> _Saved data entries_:
──────

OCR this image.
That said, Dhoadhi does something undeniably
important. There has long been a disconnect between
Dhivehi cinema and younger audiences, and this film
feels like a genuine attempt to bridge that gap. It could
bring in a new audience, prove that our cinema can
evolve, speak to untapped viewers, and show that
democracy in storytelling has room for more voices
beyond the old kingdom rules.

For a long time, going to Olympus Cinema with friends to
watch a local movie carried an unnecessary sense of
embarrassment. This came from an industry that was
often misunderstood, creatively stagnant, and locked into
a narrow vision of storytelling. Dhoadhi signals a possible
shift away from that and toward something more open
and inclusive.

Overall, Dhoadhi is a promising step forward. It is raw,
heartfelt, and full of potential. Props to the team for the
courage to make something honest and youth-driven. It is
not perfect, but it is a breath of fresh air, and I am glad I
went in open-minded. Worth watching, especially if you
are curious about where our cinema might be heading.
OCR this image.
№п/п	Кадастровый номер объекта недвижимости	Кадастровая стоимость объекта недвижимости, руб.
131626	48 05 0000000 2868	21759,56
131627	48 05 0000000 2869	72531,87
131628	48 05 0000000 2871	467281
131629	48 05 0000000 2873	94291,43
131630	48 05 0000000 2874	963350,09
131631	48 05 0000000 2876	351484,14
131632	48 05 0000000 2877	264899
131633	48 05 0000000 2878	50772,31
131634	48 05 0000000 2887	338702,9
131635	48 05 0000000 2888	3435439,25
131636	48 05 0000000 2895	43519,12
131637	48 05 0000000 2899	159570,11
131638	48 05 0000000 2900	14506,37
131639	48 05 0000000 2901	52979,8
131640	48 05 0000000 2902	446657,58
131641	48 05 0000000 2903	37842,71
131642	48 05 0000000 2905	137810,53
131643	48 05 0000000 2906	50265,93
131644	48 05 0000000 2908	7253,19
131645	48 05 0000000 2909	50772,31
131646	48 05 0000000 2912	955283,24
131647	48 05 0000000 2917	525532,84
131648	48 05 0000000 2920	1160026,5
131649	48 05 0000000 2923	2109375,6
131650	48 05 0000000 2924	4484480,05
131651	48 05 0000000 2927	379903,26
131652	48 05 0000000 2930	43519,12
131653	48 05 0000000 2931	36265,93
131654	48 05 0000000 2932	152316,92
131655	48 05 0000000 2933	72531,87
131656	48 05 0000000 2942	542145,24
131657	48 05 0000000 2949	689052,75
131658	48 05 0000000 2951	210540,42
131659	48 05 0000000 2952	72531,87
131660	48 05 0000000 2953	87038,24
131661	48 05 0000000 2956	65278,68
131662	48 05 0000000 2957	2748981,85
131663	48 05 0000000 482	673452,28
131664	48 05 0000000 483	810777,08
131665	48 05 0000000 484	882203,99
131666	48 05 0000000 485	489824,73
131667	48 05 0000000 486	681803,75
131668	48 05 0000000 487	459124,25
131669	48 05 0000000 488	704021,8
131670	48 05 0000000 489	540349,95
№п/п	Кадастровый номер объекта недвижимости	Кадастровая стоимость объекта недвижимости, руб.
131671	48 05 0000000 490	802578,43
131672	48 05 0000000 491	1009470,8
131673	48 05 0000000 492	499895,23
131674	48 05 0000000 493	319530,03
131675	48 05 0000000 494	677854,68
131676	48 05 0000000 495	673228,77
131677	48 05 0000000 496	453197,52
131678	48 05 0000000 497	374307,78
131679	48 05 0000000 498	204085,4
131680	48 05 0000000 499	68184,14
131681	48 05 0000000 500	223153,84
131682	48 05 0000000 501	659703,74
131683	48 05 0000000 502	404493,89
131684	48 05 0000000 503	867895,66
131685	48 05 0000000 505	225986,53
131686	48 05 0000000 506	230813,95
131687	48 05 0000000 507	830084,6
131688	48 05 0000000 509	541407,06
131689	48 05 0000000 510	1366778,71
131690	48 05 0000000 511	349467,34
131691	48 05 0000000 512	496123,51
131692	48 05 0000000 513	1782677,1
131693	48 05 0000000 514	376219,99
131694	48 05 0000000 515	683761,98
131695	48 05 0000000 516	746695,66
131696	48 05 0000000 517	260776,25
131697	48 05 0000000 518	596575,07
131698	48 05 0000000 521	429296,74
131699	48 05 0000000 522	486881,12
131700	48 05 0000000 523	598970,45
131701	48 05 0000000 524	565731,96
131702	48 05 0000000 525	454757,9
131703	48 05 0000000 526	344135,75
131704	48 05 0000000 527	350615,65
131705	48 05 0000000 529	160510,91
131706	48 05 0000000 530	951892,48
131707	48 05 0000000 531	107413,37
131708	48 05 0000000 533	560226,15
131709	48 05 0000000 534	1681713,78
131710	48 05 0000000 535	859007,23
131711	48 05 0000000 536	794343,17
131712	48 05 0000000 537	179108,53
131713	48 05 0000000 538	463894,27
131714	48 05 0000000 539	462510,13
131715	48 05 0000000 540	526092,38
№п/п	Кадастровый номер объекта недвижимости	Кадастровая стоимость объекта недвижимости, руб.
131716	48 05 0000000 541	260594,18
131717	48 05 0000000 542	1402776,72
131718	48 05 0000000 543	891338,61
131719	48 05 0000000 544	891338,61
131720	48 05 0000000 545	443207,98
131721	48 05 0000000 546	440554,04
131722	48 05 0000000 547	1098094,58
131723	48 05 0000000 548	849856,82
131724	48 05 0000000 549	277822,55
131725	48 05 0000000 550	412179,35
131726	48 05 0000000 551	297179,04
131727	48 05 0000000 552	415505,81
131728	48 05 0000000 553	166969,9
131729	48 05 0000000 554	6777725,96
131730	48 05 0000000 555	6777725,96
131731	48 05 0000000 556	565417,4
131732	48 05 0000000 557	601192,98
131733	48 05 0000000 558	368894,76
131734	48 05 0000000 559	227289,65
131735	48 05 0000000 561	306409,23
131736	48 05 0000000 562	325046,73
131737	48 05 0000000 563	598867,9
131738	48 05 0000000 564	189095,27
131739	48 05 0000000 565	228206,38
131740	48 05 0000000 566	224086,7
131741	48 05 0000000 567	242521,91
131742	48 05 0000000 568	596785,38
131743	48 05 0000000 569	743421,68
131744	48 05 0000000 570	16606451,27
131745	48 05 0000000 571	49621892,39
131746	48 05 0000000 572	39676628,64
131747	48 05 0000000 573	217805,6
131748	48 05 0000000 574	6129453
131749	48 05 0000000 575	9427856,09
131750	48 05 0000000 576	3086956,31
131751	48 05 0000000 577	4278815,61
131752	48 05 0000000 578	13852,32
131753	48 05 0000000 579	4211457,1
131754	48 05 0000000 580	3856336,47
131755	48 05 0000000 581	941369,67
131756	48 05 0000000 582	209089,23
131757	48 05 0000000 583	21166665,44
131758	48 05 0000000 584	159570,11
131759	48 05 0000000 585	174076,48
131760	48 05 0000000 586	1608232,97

──────

> _Exercise aim_: Reproduce each record shown above without altering a single word.

> _Full solution_:
OCR this image.
That said, Dhoadhi does something undeniably
important. There has long been a disconnect between
Dhivehi cinema and younger audiences, and this film
feels like a genuine attempt to bridge that gap. It could
bring in a new audience, prove that our cinema can
evolve, speak to untapped viewers, and show that
democracy in storytelling has room for more voices
beyond the old kingdom rules.

For a long time, going to Olympus Cinema with friends to
watch a local movie carried an unnecessary sense of
embarrassment. This came from an industry that was
often misunderstood, creatively stagnant, and locked into
a narrow vision of storytelling. Dhoadhi signals a possible
shift away from that and toward something more open
and inclusive.

Overall, Dhoadhi is a promising step forward. It is raw,
heartfelt, and full of potential. Props to the team for the
courage to make something honest and youth-driven. It is
not perfect, but it is a breath of fresh air, and I am glad I
went in open-minded. Worth watching, especially if you
are curious about where our cinema might be heading.
OCR this image.
№п/п	Кадастровый номер объекта недвижимости	Кадастровая стоимость объекта недвижимости, руб.
131626	48 05 0000000 2868	21759,56
131627	48 05 0000000 2869	72531,87
131628	48 05 0000000 2871	467281
131629	48 05 0000000 2873	94291,43
131630	48 05 0000000 2874	963350,09
131631	48 05 0000000 2876	351484,14
131632	48 05 0000000 2877	264899
131633	48 05 0000000 2878	50772,31
131634	48 05 0000000 2887	338702,9
131635	48 05 0000000 2888	3435439,25
131636	48 05 0000000 2895	43519,12
131637	48 05 0000000 2899	159570,11
131638	48 05 0000000 2900	14506,37
131639	48 05 0000000 2901	52979,8
131640	48 05 0000000 2902	446657,58
131641	48 05 0000000 2903	37842,71
131642	48 05 0000000 2905	137810,53
131643	48 05 0000000 2906	50265,93
131644	48 05 0000000 2908	7253,19
131645	48 05 0000000 2909	50772,31
131646	48 05 0000000 2912	955283,24
131647	48 05 0000000 2917	525532,84
131648	48 05 0000000 2920	1160026,5
131649	48 05 0000000 2923	2109375,6
131650	48 05 0000000 2924	4484480,05
131651	48 05 0000000 2927	379903,26
131652	48 05 0000000 2930	43519,12
131653	48 05 0000000 2931	36265,93
131654	48 05 0000000 2932	152316,92
131655	48 05 0000000 2933	72531,87
131656	48 05 0000000 2942	542145,24
131657	48 05 0000000 2949	689052,75
131658	48 05 0000000 2951	210540,42
131659	48 05 0000000 2952	72531,87
131660	48 05 0000000 2953	87038,24
131661	48 05 0000000 2956	65278,68
131662	48 05 0000000 2957	2748981,85
131663	48 05 0000000 482	673452,28
131664	48 05 0000000 483	810777,08
131665	48 05 0000000 484	882203,99
131666	48 05 0000000 485	489824,73
131667	48 05 0000000 486	681803,75
131668	48 05 0000000 487	459124,25
131669	48 05 0000000 488	704021,8
131670	48 05 0000000 489	540349,95
№п/п	Кадастровый номер объекта недвижимости	Кадастровая стоимость объекта недвижимости, руб.
131671	48 05 0000000 490	802578,43
131672	48 05 0000000 491	1009470,8
131673	48 05 0000000 492	499895,23
131674	48 05 0000000 493	319530,03
131675	48 05 0000000 494	677854,68
131676	48 05 0000000 495	673228,77
131677	48 05 0000000 496	453197,52
131678	48 05 0000000 497	374307,78
131679	48 05 0000000 498	204085,4
131680	48 05 0000000 499	68184,14
131681	48 05 0000000 500	223153,84
131682	48 05 0000000 501	659703,74
131683	48 05 0000000 502	404493,89
131684	48 05 0000000 503	867895,66
131685	48 05 0000000 505	225986,53
131686	48 05 0000000 506	230813,95
131687	48 05 0000000 507	830084,6
131688	48 05 0000000 509	541407,06
131689	48 05 0000000 510	1366778,71
131690	48 05 0000000 511	349467,34
131691	48 05 0000000 512	496123,51
131692	48 05 0000000 513	1782677,1
131693	48 05 0000000 514	376219,99
131694	48 05 0000000 515	683761,98
131695	48 05 0000000 516	746695,66
131696	48 05 0000000 517	260776,25
131697	48 05 0000000 518	596575,07
131698	48 05 0000000 521	429296,74
131699	48 05 0000000 522	486881,12
131700	48 05 0000000 523	598970,45
131701	48 05 0000000 524	565731,96
131702	48 05 0000000 525	454757,9
131703	48 05 0000000 526	344135,75
131704	48 05 0000000 527	350615,65
131705	48 05 0000000 529	160510,91
131706	48 05 0000000 530	951892,48
131707	48 05 0000000 531	107413,37
131708	48 05 0000000 533	560226,15
131709	48 05 0000000 534	1681713,78
131710	48 05 0000000 535	859007,23
131711	48 05 0000000 536	794343,17
131712	48 05 0000000 537	179108,53
131713	48 05 0000000 538	463894,27
131714	48 05 0000000 539	462510,13
131715	48 05 0000000 540	526092,38
№п/п	Кадастровый номер объекта недвижимости	Кадастровая стоимость объекта недвижимости, руб.
131716	48 05 0000000 541	260594,18
131717	48 05 0000000 542	1402776,72
131718	48 05 0000000 543	891338,61
131719	48 05 0000000 544	891338,61
131720	48 05 0000000 545	443207,98
131721	48 05 0000000 546	440554,04
131722	48 05 0000000 547	1098094,58
131723	48 05 0000000 548	849856,82
131724	48 05 0000000 549	277822,55
131725	48 05 0000000 550	412179,35
131726	48 05 0000000 551	297179,04
131727	48 05 0000000 552	415505,81
131728	48 05 0000000 553	166969,9
131729	48 05 0000000 554	6777725,96
131730	48 05 0000000 555	6777725,96
131731	48 05 0000000 556	565417,4
131732	48 05 0000000 557	601192,98
131733	48 05 0000000 558	368894,76
131734	48 05 0000000 559	227289,65
131735	48 05 0000000 561	306409,23
131736	48 05 0000000 562	325046,73
131737	48 05 0000000 563	598867,9
131738	48 05 0000000 564	189095,27
131739	48 05 0000000 565	228206,38
131740	48 05 0000000 566	224086,7
131741	48 05 0000000 567	242521,91
131742	48 05 0000000 568	596785,38
131743	48 05 0000000 569	743421,68
131744	48 05 0000000 570	16606451,27
131745	48 05 0000000 571	49621892,39
131746	48 05 0000000 572	39676628,64
131747	48 05 0000000 573	217805,6
131748	48 05 0000000 574	6129453
131749	48 05 0000000 575	9427856,09
131750	48 05 0000000 576	3086956,31
131751	48 05 0000000 577	4278815,61
131752	48 05 0000000 578	13852,32
131753	48 05 0000000 579	4211457,1
131754	48 05 0000000 580	3856336,47
131755	48 05 0000000 581	941369,67
131756	48 05 0000000 582	209089,23
131757	48 05 0000000 583	21166665,44
131758	48 05 0000000 584	159570,11
131759	48 05 0000000 585	174076,48
131760	48 05 0000000 586	1608232,97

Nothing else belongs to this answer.